▸ Description of the task:
Wherever "screenshot" appears in a line, copy that line.

▸ Entries shown:

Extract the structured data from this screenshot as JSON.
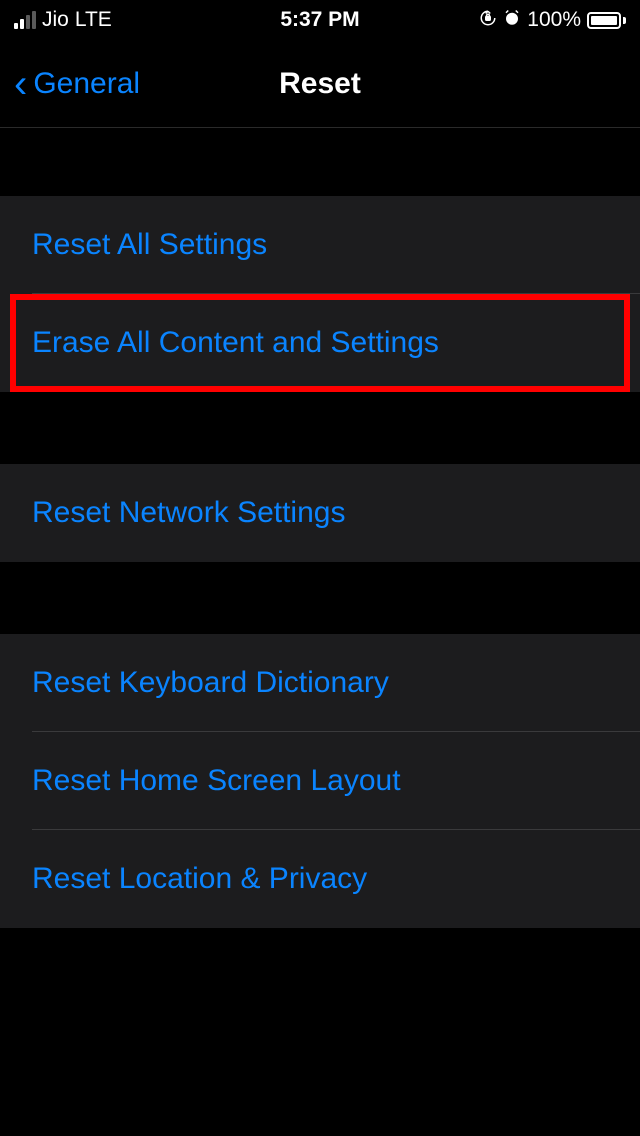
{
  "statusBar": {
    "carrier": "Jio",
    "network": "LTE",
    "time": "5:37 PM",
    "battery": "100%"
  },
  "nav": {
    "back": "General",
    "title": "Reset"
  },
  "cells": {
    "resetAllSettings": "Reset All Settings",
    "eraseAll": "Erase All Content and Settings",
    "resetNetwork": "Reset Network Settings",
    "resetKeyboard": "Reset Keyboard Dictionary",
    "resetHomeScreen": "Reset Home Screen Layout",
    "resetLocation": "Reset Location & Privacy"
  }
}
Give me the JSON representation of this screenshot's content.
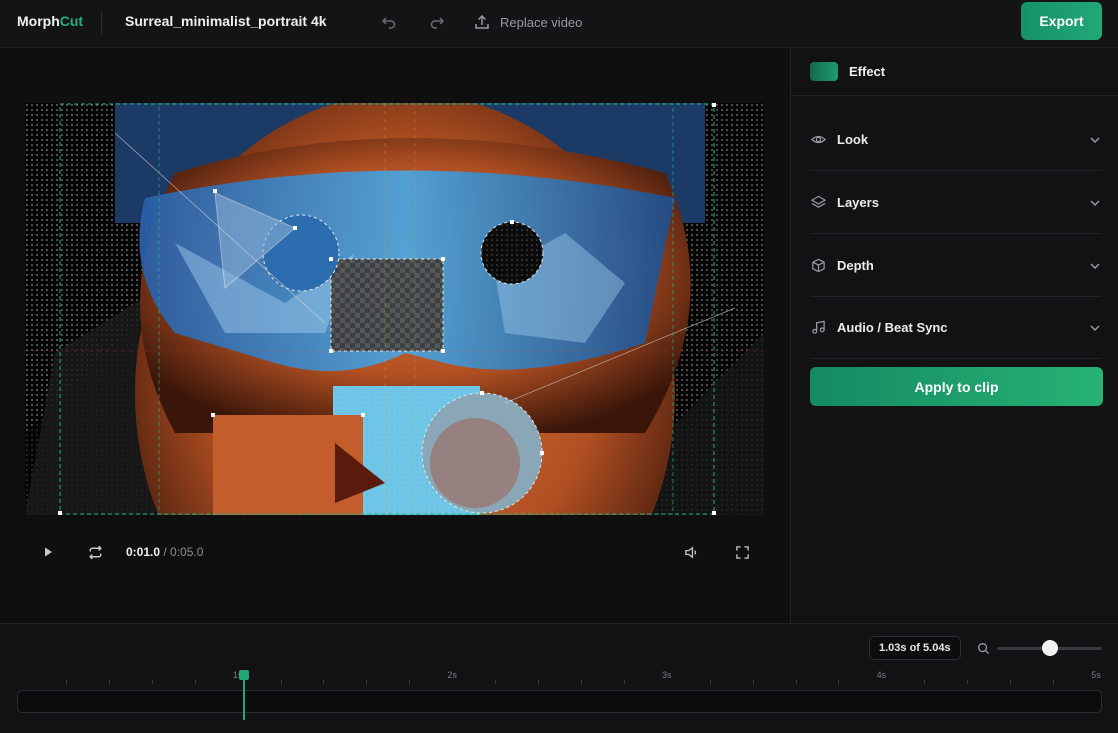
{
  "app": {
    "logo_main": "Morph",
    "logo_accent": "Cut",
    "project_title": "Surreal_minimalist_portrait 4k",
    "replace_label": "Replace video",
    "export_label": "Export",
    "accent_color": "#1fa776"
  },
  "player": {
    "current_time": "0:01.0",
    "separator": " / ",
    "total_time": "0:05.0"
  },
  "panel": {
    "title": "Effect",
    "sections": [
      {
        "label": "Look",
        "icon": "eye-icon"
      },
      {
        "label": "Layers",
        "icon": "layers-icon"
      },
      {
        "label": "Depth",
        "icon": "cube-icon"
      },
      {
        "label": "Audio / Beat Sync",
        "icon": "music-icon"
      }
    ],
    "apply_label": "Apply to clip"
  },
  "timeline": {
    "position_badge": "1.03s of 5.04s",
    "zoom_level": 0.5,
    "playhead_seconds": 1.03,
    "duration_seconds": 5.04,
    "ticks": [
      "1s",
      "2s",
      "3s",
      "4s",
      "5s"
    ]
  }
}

▸ Answer to the exercise:
Extract the structured data from this screenshot as JSON.
Give me the JSON representation of this screenshot's content.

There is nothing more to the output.